Items from a figure collection
___
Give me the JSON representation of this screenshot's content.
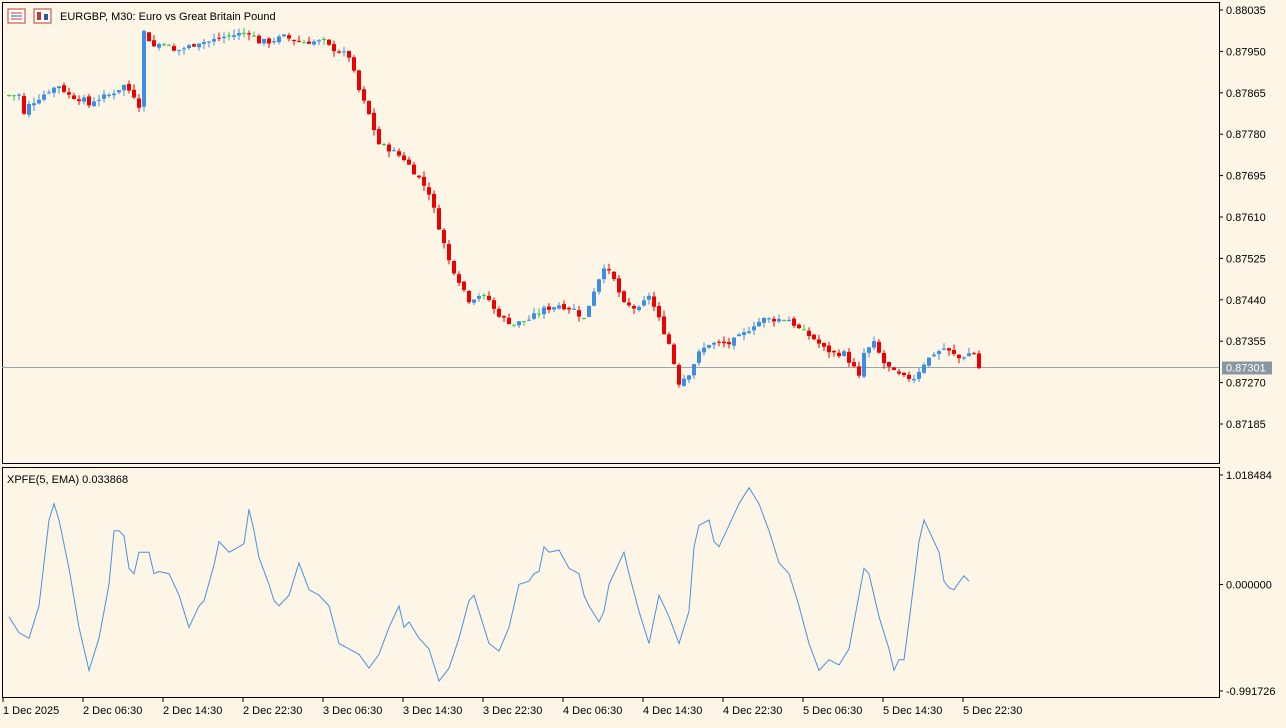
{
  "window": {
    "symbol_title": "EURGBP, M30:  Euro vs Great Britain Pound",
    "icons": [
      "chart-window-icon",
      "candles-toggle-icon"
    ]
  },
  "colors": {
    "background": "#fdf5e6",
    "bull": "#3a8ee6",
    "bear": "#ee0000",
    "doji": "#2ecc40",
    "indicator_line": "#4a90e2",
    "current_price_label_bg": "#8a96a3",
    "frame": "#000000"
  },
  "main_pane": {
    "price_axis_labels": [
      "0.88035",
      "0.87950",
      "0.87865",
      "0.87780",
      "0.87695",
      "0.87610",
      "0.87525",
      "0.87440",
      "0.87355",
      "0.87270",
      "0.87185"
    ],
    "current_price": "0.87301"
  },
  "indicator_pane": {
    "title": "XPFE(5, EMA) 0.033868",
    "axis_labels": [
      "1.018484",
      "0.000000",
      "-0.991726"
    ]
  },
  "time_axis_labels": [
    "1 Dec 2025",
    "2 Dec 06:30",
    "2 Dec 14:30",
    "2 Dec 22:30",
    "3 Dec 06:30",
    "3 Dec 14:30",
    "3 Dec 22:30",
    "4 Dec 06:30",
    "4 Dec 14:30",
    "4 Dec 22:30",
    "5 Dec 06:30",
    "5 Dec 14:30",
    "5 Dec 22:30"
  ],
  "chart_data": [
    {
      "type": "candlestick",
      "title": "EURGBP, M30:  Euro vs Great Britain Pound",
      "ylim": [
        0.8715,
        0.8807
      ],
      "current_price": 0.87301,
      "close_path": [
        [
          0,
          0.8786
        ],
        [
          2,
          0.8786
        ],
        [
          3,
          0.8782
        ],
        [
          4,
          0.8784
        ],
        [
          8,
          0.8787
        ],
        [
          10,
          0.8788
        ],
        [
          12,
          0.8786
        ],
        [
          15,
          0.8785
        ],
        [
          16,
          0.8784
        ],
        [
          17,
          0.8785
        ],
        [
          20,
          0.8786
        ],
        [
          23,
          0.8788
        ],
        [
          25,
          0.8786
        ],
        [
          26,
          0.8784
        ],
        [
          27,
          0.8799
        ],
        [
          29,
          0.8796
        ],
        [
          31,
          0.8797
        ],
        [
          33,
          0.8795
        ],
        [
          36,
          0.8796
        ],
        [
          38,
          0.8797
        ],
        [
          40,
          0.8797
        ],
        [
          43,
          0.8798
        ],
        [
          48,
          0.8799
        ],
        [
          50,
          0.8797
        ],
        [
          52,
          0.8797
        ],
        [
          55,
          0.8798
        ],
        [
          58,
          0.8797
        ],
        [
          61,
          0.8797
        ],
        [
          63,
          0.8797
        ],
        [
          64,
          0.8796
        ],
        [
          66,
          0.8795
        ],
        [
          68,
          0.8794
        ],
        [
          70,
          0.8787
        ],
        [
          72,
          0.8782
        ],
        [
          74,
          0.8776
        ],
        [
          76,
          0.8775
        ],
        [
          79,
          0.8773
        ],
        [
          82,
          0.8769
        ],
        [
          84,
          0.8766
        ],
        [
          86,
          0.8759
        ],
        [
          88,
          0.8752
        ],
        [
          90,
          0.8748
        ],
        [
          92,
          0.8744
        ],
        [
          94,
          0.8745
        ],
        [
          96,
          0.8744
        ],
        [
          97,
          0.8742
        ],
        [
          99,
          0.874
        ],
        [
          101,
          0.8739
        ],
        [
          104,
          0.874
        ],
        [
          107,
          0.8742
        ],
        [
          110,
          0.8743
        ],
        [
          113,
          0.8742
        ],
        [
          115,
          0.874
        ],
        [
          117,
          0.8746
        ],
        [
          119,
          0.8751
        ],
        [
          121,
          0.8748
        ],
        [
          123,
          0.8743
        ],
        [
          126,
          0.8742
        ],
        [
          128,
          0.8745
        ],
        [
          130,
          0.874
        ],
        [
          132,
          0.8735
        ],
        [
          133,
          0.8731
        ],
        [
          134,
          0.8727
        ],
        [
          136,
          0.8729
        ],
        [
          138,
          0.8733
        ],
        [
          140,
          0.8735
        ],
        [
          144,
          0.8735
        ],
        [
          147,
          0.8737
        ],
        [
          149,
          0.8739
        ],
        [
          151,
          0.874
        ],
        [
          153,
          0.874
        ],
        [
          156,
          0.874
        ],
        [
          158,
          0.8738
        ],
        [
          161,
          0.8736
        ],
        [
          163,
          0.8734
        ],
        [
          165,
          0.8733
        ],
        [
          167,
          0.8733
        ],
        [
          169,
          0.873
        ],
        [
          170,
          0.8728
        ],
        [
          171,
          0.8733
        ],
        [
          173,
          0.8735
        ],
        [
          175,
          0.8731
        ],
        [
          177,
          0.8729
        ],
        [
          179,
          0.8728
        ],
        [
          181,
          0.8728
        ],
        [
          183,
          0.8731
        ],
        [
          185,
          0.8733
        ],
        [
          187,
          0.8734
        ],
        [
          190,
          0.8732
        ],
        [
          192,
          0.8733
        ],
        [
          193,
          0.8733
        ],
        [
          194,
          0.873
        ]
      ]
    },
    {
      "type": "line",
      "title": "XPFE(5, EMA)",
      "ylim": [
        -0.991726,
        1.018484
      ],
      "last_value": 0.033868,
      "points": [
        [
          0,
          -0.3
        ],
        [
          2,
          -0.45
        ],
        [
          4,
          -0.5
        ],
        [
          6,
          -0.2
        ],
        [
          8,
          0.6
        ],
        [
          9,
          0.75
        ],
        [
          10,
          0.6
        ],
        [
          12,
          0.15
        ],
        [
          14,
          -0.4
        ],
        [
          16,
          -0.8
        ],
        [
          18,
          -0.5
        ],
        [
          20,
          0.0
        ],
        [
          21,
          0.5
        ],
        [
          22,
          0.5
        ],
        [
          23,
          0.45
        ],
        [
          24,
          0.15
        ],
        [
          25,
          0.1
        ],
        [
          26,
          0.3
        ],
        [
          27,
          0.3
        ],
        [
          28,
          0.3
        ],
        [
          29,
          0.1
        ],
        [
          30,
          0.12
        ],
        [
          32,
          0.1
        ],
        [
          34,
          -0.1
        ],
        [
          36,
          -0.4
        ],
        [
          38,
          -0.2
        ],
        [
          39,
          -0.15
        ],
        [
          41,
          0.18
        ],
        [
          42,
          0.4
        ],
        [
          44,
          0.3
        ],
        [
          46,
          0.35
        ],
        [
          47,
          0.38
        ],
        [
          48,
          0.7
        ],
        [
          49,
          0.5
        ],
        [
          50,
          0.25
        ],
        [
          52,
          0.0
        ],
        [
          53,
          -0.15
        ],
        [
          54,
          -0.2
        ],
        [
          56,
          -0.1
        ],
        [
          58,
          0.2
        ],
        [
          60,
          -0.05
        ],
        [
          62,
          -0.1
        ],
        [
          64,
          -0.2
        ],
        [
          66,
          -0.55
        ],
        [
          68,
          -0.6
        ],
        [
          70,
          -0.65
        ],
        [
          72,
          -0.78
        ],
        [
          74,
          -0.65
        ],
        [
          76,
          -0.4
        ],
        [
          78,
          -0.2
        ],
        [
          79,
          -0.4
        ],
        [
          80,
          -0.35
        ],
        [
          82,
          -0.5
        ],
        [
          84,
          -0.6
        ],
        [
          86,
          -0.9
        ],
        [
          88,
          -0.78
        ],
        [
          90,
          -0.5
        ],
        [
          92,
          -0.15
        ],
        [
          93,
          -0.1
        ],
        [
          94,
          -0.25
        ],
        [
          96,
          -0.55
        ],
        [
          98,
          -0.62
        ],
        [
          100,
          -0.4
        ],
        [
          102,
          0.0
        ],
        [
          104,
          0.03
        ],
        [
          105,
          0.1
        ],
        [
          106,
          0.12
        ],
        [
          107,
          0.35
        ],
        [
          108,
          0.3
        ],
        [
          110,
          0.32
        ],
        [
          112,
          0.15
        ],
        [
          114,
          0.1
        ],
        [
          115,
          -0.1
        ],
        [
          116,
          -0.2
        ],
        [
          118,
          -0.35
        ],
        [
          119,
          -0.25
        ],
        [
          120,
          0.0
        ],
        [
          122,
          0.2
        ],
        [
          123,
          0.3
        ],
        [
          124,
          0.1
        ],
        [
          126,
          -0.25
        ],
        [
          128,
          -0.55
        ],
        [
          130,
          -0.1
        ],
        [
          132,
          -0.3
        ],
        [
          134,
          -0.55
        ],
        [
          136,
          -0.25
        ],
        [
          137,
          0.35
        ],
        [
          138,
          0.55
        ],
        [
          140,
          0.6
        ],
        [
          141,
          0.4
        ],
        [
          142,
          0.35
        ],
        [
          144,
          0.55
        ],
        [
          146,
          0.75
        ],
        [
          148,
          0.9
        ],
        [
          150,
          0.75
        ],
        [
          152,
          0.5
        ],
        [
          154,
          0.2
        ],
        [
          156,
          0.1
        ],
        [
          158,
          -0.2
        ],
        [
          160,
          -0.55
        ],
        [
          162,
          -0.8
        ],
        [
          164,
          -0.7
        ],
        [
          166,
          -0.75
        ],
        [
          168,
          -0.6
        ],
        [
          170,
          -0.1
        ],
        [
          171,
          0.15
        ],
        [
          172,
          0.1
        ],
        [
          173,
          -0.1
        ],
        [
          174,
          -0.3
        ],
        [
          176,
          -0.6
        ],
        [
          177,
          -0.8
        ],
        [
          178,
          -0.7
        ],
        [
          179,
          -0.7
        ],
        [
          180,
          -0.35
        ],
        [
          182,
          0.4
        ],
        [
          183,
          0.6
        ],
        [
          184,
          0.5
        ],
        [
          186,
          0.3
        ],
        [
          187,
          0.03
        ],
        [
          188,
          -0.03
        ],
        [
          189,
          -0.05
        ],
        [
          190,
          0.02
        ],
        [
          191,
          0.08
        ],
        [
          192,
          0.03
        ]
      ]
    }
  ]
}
___
Work instructions: Copy every line in the records above that contains the word "EURGBP".

Solution for this problem:
    "symbol_title": "EURGBP, M30:  Euro vs Great Britain Pound",
      "title": "EURGBP, M30:  Euro vs Great Britain Pound",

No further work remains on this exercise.